Some records
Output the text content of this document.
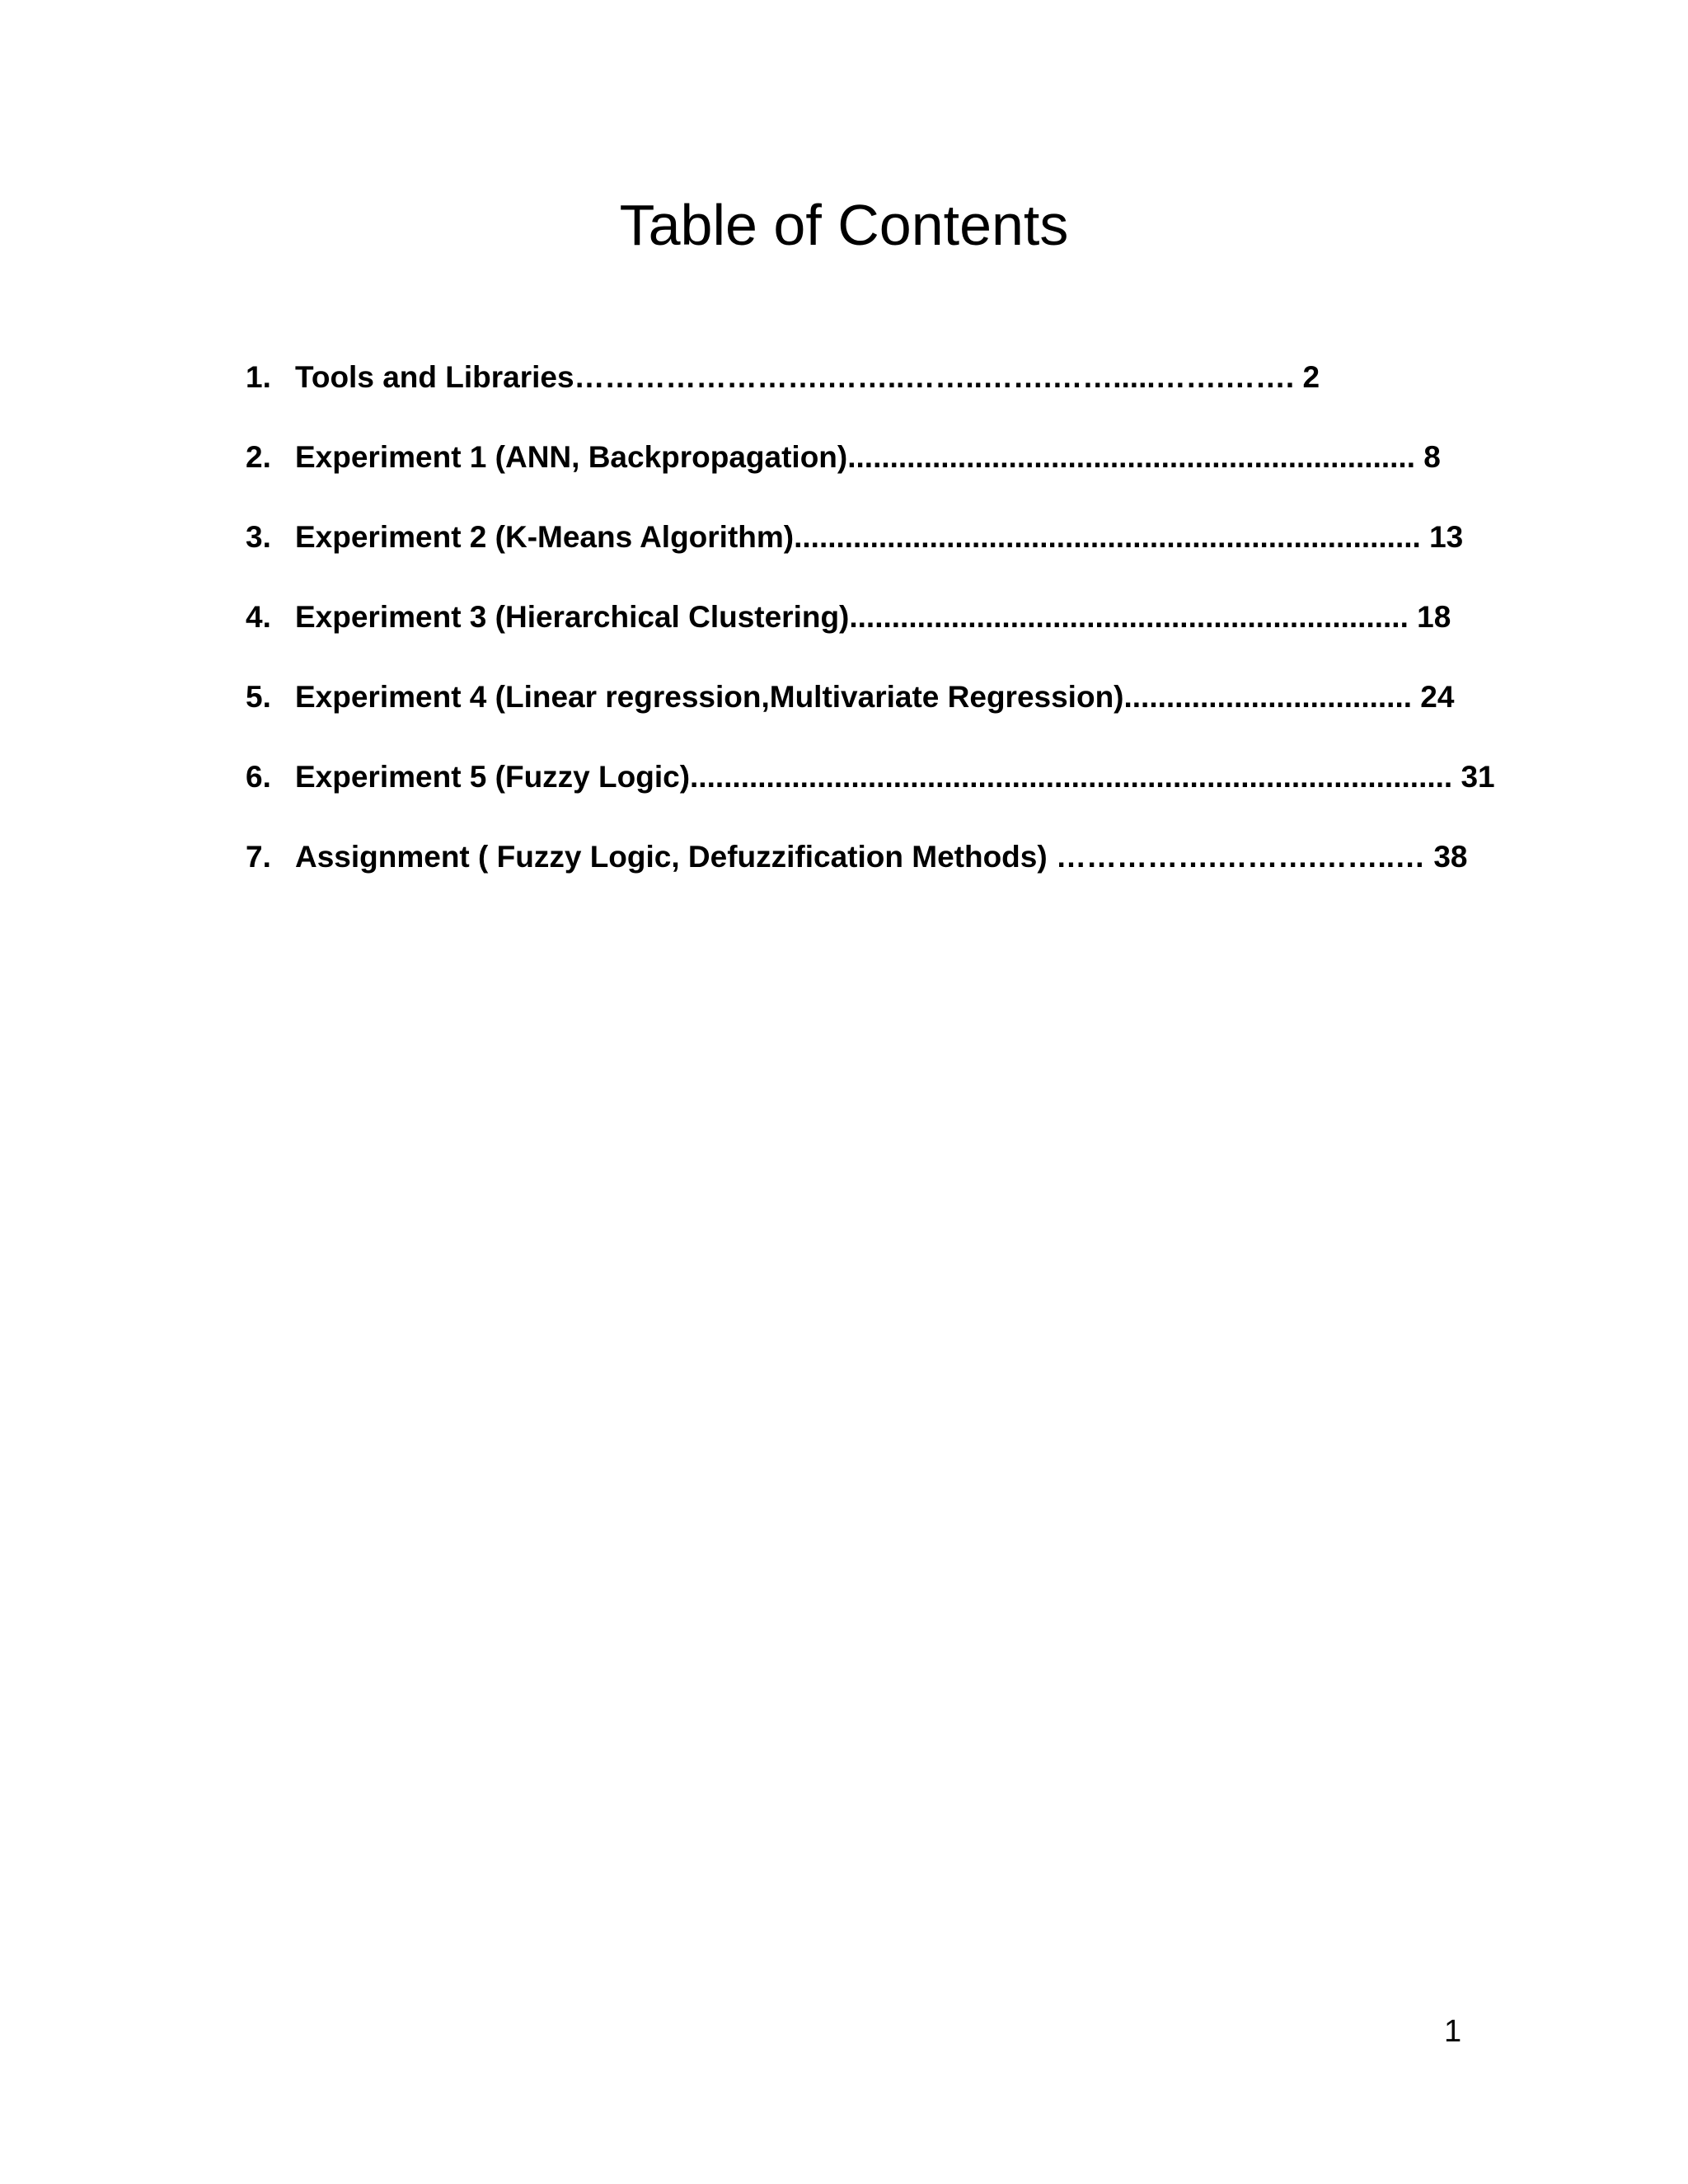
Table of Contents
1. Tools and Libraries…………………….……..……..…….…….....…….……. 2
2. Experiment 1 (ANN, Backpropagation)................................................................... 8
3. Experiment 2 (K-Means Algorithm).......................................................................... 13
4. Experiment 3 (Hierarchical Clustering).................................................................. 18
5. Experiment 4 (Linear regression,Multivariate Regression).................................. 24
6. Experiment 5 (Fuzzy Logic).......................................................................................... 31
7. Assignment ( Fuzzy Logic, Defuzzification Methods) …………….……….……..… 38
1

REQUIREMENT =>
Go through the material and select each line with the string "Logic" in it.

REPLY TO THE TASK =>
6. Experiment 5 (Fuzzy Logic).......................................................................................... 31
7. Assignment ( Fuzzy Logic, Defuzzification Methods) …………….……….……..… 38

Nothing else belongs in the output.